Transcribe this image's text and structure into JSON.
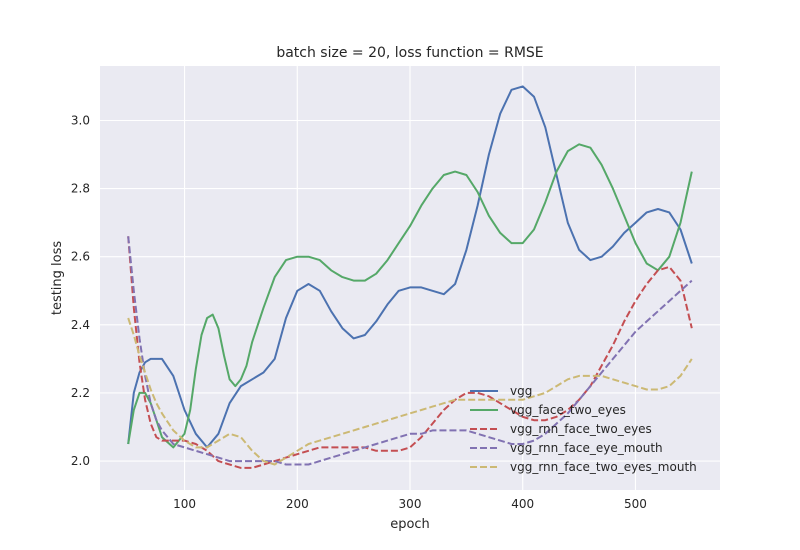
{
  "chart_data": {
    "type": "line",
    "title": "batch size = 20, loss function = RMSE",
    "xlabel": "epoch",
    "ylabel": "testing loss",
    "xlim": [
      25,
      575
    ],
    "ylim": [
      1.915,
      3.16
    ],
    "xticks": [
      100,
      200,
      300,
      400,
      500
    ],
    "yticks": [
      2.0,
      2.2,
      2.4,
      2.6,
      2.8,
      3.0
    ],
    "xtick_labels": [
      "100",
      "200",
      "300",
      "400",
      "500"
    ],
    "ytick_labels": [
      "2.0",
      "2.2",
      "2.4",
      "2.6",
      "2.8",
      "3.0"
    ],
    "grid": true,
    "legend_position": "lower-right",
    "background": "#eaeaf2",
    "series": [
      {
        "name": "vgg",
        "color": "#4c72b0",
        "style": "solid",
        "x": [
          50,
          55,
          60,
          65,
          70,
          75,
          80,
          90,
          100,
          110,
          120,
          130,
          140,
          150,
          160,
          170,
          180,
          190,
          200,
          210,
          220,
          230,
          240,
          250,
          260,
          270,
          280,
          290,
          300,
          310,
          320,
          330,
          340,
          350,
          360,
          370,
          380,
          390,
          400,
          410,
          420,
          430,
          440,
          450,
          460,
          470,
          480,
          490,
          500,
          510,
          520,
          530,
          540,
          550
        ],
        "y": [
          2.05,
          2.2,
          2.26,
          2.29,
          2.3,
          2.3,
          2.3,
          2.25,
          2.15,
          2.08,
          2.04,
          2.08,
          2.17,
          2.22,
          2.24,
          2.26,
          2.3,
          2.42,
          2.5,
          2.52,
          2.5,
          2.44,
          2.39,
          2.36,
          2.37,
          2.41,
          2.46,
          2.5,
          2.51,
          2.51,
          2.5,
          2.49,
          2.52,
          2.62,
          2.75,
          2.9,
          3.02,
          3.09,
          3.1,
          3.07,
          2.98,
          2.84,
          2.7,
          2.62,
          2.59,
          2.6,
          2.63,
          2.67,
          2.7,
          2.73,
          2.74,
          2.73,
          2.68,
          2.58
        ]
      },
      {
        "name": "vgg_face_two_eyes",
        "color": "#55a868",
        "style": "solid",
        "x": [
          50,
          55,
          60,
          65,
          70,
          75,
          80,
          90,
          100,
          105,
          110,
          115,
          120,
          125,
          130,
          135,
          140,
          145,
          150,
          155,
          160,
          170,
          180,
          190,
          200,
          210,
          220,
          230,
          240,
          250,
          260,
          270,
          280,
          290,
          300,
          310,
          320,
          330,
          340,
          350,
          360,
          370,
          380,
          390,
          400,
          410,
          420,
          430,
          440,
          450,
          460,
          470,
          480,
          490,
          500,
          510,
          520,
          530,
          540,
          550
        ],
        "y": [
          2.05,
          2.15,
          2.2,
          2.2,
          2.17,
          2.12,
          2.07,
          2.04,
          2.08,
          2.15,
          2.27,
          2.37,
          2.42,
          2.43,
          2.39,
          2.31,
          2.24,
          2.22,
          2.24,
          2.28,
          2.35,
          2.45,
          2.54,
          2.59,
          2.6,
          2.6,
          2.59,
          2.56,
          2.54,
          2.53,
          2.53,
          2.55,
          2.59,
          2.64,
          2.69,
          2.75,
          2.8,
          2.84,
          2.85,
          2.84,
          2.79,
          2.72,
          2.67,
          2.64,
          2.64,
          2.68,
          2.76,
          2.85,
          2.91,
          2.93,
          2.92,
          2.87,
          2.8,
          2.72,
          2.64,
          2.58,
          2.56,
          2.6,
          2.7,
          2.85
        ]
      },
      {
        "name": "vgg_rnn_face_two_eyes",
        "color": "#c44e52",
        "style": "dashed",
        "x": [
          50,
          55,
          60,
          65,
          70,
          75,
          80,
          90,
          100,
          110,
          120,
          130,
          140,
          150,
          160,
          170,
          180,
          190,
          200,
          210,
          220,
          230,
          240,
          250,
          260,
          270,
          280,
          290,
          300,
          310,
          320,
          330,
          340,
          350,
          360,
          370,
          380,
          390,
          400,
          410,
          420,
          430,
          440,
          450,
          460,
          470,
          480,
          490,
          500,
          510,
          520,
          530,
          540,
          550
        ],
        "y": [
          2.66,
          2.45,
          2.29,
          2.18,
          2.11,
          2.07,
          2.06,
          2.06,
          2.06,
          2.05,
          2.03,
          2.0,
          1.99,
          1.98,
          1.98,
          1.99,
          2.0,
          2.01,
          2.02,
          2.03,
          2.04,
          2.04,
          2.04,
          2.04,
          2.04,
          2.03,
          2.03,
          2.03,
          2.04,
          2.07,
          2.11,
          2.15,
          2.18,
          2.2,
          2.2,
          2.19,
          2.17,
          2.15,
          2.13,
          2.12,
          2.12,
          2.13,
          2.15,
          2.18,
          2.22,
          2.28,
          2.34,
          2.41,
          2.47,
          2.52,
          2.56,
          2.57,
          2.53,
          2.39
        ]
      },
      {
        "name": "vgg_rnn_face_eye_mouth",
        "color": "#8172b2",
        "style": "dashed",
        "x": [
          50,
          55,
          60,
          65,
          70,
          75,
          80,
          90,
          100,
          110,
          120,
          130,
          140,
          150,
          160,
          170,
          180,
          190,
          200,
          210,
          220,
          230,
          240,
          250,
          260,
          270,
          280,
          290,
          300,
          310,
          320,
          330,
          340,
          350,
          360,
          370,
          380,
          390,
          400,
          410,
          420,
          430,
          440,
          450,
          460,
          470,
          480,
          490,
          500,
          510,
          520,
          530,
          540,
          550
        ],
        "y": [
          2.66,
          2.5,
          2.36,
          2.25,
          2.17,
          2.12,
          2.09,
          2.05,
          2.04,
          2.03,
          2.02,
          2.01,
          2.0,
          2.0,
          2.0,
          2.0,
          2.0,
          1.99,
          1.99,
          1.99,
          2.0,
          2.01,
          2.02,
          2.03,
          2.04,
          2.05,
          2.06,
          2.07,
          2.08,
          2.08,
          2.09,
          2.09,
          2.09,
          2.09,
          2.08,
          2.07,
          2.06,
          2.05,
          2.05,
          2.06,
          2.08,
          2.11,
          2.14,
          2.18,
          2.22,
          2.26,
          2.3,
          2.34,
          2.38,
          2.41,
          2.44,
          2.47,
          2.5,
          2.53
        ]
      },
      {
        "name": "vgg_rnn_face_two_eyes_mouth",
        "color": "#ccb974",
        "style": "dashed",
        "x": [
          50,
          55,
          60,
          65,
          70,
          75,
          80,
          90,
          100,
          110,
          120,
          130,
          140,
          150,
          160,
          170,
          180,
          190,
          200,
          210,
          220,
          230,
          240,
          250,
          260,
          270,
          280,
          290,
          300,
          310,
          320,
          330,
          340,
          350,
          360,
          370,
          380,
          390,
          400,
          410,
          420,
          430,
          440,
          450,
          460,
          470,
          480,
          490,
          500,
          510,
          520,
          530,
          540,
          550
        ],
        "y": [
          2.42,
          2.37,
          2.31,
          2.26,
          2.21,
          2.17,
          2.14,
          2.09,
          2.06,
          2.04,
          2.04,
          2.06,
          2.08,
          2.07,
          2.03,
          2.0,
          1.99,
          2.01,
          2.03,
          2.05,
          2.06,
          2.07,
          2.08,
          2.09,
          2.1,
          2.11,
          2.12,
          2.13,
          2.14,
          2.15,
          2.16,
          2.17,
          2.18,
          2.18,
          2.18,
          2.18,
          2.18,
          2.18,
          2.18,
          2.19,
          2.2,
          2.22,
          2.24,
          2.25,
          2.25,
          2.25,
          2.24,
          2.23,
          2.22,
          2.21,
          2.21,
          2.22,
          2.25,
          2.3
        ]
      }
    ]
  }
}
--*--
• [GOAL OF THE EXERCISE] Leave out the pictures and transcribe the entries above exactly.

• [ANSWER TO THE PROBLEM]
Transcribe this image's text and structure into JSON.
{
  "chart_data": {
    "type": "line",
    "title": "batch size = 20, loss function = RMSE",
    "xlabel": "epoch",
    "ylabel": "testing loss",
    "xlim": [
      25,
      575
    ],
    "ylim": [
      1.915,
      3.16
    ],
    "xticks": [
      100,
      200,
      300,
      400,
      500
    ],
    "yticks": [
      2.0,
      2.2,
      2.4,
      2.6,
      2.8,
      3.0
    ],
    "xtick_labels": [
      "100",
      "200",
      "300",
      "400",
      "500"
    ],
    "ytick_labels": [
      "2.0",
      "2.2",
      "2.4",
      "2.6",
      "2.8",
      "3.0"
    ],
    "grid": true,
    "legend_position": "lower-right",
    "background": "#eaeaf2",
    "series": [
      {
        "name": "vgg",
        "color": "#4c72b0",
        "style": "solid",
        "x": [
          50,
          55,
          60,
          65,
          70,
          75,
          80,
          90,
          100,
          110,
          120,
          130,
          140,
          150,
          160,
          170,
          180,
          190,
          200,
          210,
          220,
          230,
          240,
          250,
          260,
          270,
          280,
          290,
          300,
          310,
          320,
          330,
          340,
          350,
          360,
          370,
          380,
          390,
          400,
          410,
          420,
          430,
          440,
          450,
          460,
          470,
          480,
          490,
          500,
          510,
          520,
          530,
          540,
          550
        ],
        "y": [
          2.05,
          2.2,
          2.26,
          2.29,
          2.3,
          2.3,
          2.3,
          2.25,
          2.15,
          2.08,
          2.04,
          2.08,
          2.17,
          2.22,
          2.24,
          2.26,
          2.3,
          2.42,
          2.5,
          2.52,
          2.5,
          2.44,
          2.39,
          2.36,
          2.37,
          2.41,
          2.46,
          2.5,
          2.51,
          2.51,
          2.5,
          2.49,
          2.52,
          2.62,
          2.75,
          2.9,
          3.02,
          3.09,
          3.1,
          3.07,
          2.98,
          2.84,
          2.7,
          2.62,
          2.59,
          2.6,
          2.63,
          2.67,
          2.7,
          2.73,
          2.74,
          2.73,
          2.68,
          2.58
        ]
      },
      {
        "name": "vgg_face_two_eyes",
        "color": "#55a868",
        "style": "solid",
        "x": [
          50,
          55,
          60,
          65,
          70,
          75,
          80,
          90,
          100,
          105,
          110,
          115,
          120,
          125,
          130,
          135,
          140,
          145,
          150,
          155,
          160,
          170,
          180,
          190,
          200,
          210,
          220,
          230,
          240,
          250,
          260,
          270,
          280,
          290,
          300,
          310,
          320,
          330,
          340,
          350,
          360,
          370,
          380,
          390,
          400,
          410,
          420,
          430,
          440,
          450,
          460,
          470,
          480,
          490,
          500,
          510,
          520,
          530,
          540,
          550
        ],
        "y": [
          2.05,
          2.15,
          2.2,
          2.2,
          2.17,
          2.12,
          2.07,
          2.04,
          2.08,
          2.15,
          2.27,
          2.37,
          2.42,
          2.43,
          2.39,
          2.31,
          2.24,
          2.22,
          2.24,
          2.28,
          2.35,
          2.45,
          2.54,
          2.59,
          2.6,
          2.6,
          2.59,
          2.56,
          2.54,
          2.53,
          2.53,
          2.55,
          2.59,
          2.64,
          2.69,
          2.75,
          2.8,
          2.84,
          2.85,
          2.84,
          2.79,
          2.72,
          2.67,
          2.64,
          2.64,
          2.68,
          2.76,
          2.85,
          2.91,
          2.93,
          2.92,
          2.87,
          2.8,
          2.72,
          2.64,
          2.58,
          2.56,
          2.6,
          2.7,
          2.85
        ]
      },
      {
        "name": "vgg_rnn_face_two_eyes",
        "color": "#c44e52",
        "style": "dashed",
        "x": [
          50,
          55,
          60,
          65,
          70,
          75,
          80,
          90,
          100,
          110,
          120,
          130,
          140,
          150,
          160,
          170,
          180,
          190,
          200,
          210,
          220,
          230,
          240,
          250,
          260,
          270,
          280,
          290,
          300,
          310,
          320,
          330,
          340,
          350,
          360,
          370,
          380,
          390,
          400,
          410,
          420,
          430,
          440,
          450,
          460,
          470,
          480,
          490,
          500,
          510,
          520,
          530,
          540,
          550
        ],
        "y": [
          2.66,
          2.45,
          2.29,
          2.18,
          2.11,
          2.07,
          2.06,
          2.06,
          2.06,
          2.05,
          2.03,
          2.0,
          1.99,
          1.98,
          1.98,
          1.99,
          2.0,
          2.01,
          2.02,
          2.03,
          2.04,
          2.04,
          2.04,
          2.04,
          2.04,
          2.03,
          2.03,
          2.03,
          2.04,
          2.07,
          2.11,
          2.15,
          2.18,
          2.2,
          2.2,
          2.19,
          2.17,
          2.15,
          2.13,
          2.12,
          2.12,
          2.13,
          2.15,
          2.18,
          2.22,
          2.28,
          2.34,
          2.41,
          2.47,
          2.52,
          2.56,
          2.57,
          2.53,
          2.39
        ]
      },
      {
        "name": "vgg_rnn_face_eye_mouth",
        "color": "#8172b2",
        "style": "dashed",
        "x": [
          50,
          55,
          60,
          65,
          70,
          75,
          80,
          90,
          100,
          110,
          120,
          130,
          140,
          150,
          160,
          170,
          180,
          190,
          200,
          210,
          220,
          230,
          240,
          250,
          260,
          270,
          280,
          290,
          300,
          310,
          320,
          330,
          340,
          350,
          360,
          370,
          380,
          390,
          400,
          410,
          420,
          430,
          440,
          450,
          460,
          470,
          480,
          490,
          500,
          510,
          520,
          530,
          540,
          550
        ],
        "y": [
          2.66,
          2.5,
          2.36,
          2.25,
          2.17,
          2.12,
          2.09,
          2.05,
          2.04,
          2.03,
          2.02,
          2.01,
          2.0,
          2.0,
          2.0,
          2.0,
          2.0,
          1.99,
          1.99,
          1.99,
          2.0,
          2.01,
          2.02,
          2.03,
          2.04,
          2.05,
          2.06,
          2.07,
          2.08,
          2.08,
          2.09,
          2.09,
          2.09,
          2.09,
          2.08,
          2.07,
          2.06,
          2.05,
          2.05,
          2.06,
          2.08,
          2.11,
          2.14,
          2.18,
          2.22,
          2.26,
          2.3,
          2.34,
          2.38,
          2.41,
          2.44,
          2.47,
          2.5,
          2.53
        ]
      },
      {
        "name": "vgg_rnn_face_two_eyes_mouth",
        "color": "#ccb974",
        "style": "dashed",
        "x": [
          50,
          55,
          60,
          65,
          70,
          75,
          80,
          90,
          100,
          110,
          120,
          130,
          140,
          150,
          160,
          170,
          180,
          190,
          200,
          210,
          220,
          230,
          240,
          250,
          260,
          270,
          280,
          290,
          300,
          310,
          320,
          330,
          340,
          350,
          360,
          370,
          380,
          390,
          400,
          410,
          420,
          430,
          440,
          450,
          460,
          470,
          480,
          490,
          500,
          510,
          520,
          530,
          540,
          550
        ],
        "y": [
          2.42,
          2.37,
          2.31,
          2.26,
          2.21,
          2.17,
          2.14,
          2.09,
          2.06,
          2.04,
          2.04,
          2.06,
          2.08,
          2.07,
          2.03,
          2.0,
          1.99,
          2.01,
          2.03,
          2.05,
          2.06,
          2.07,
          2.08,
          2.09,
          2.1,
          2.11,
          2.12,
          2.13,
          2.14,
          2.15,
          2.16,
          2.17,
          2.18,
          2.18,
          2.18,
          2.18,
          2.18,
          2.18,
          2.18,
          2.19,
          2.2,
          2.22,
          2.24,
          2.25,
          2.25,
          2.25,
          2.24,
          2.23,
          2.22,
          2.21,
          2.21,
          2.22,
          2.25,
          2.3
        ]
      }
    ]
  }
}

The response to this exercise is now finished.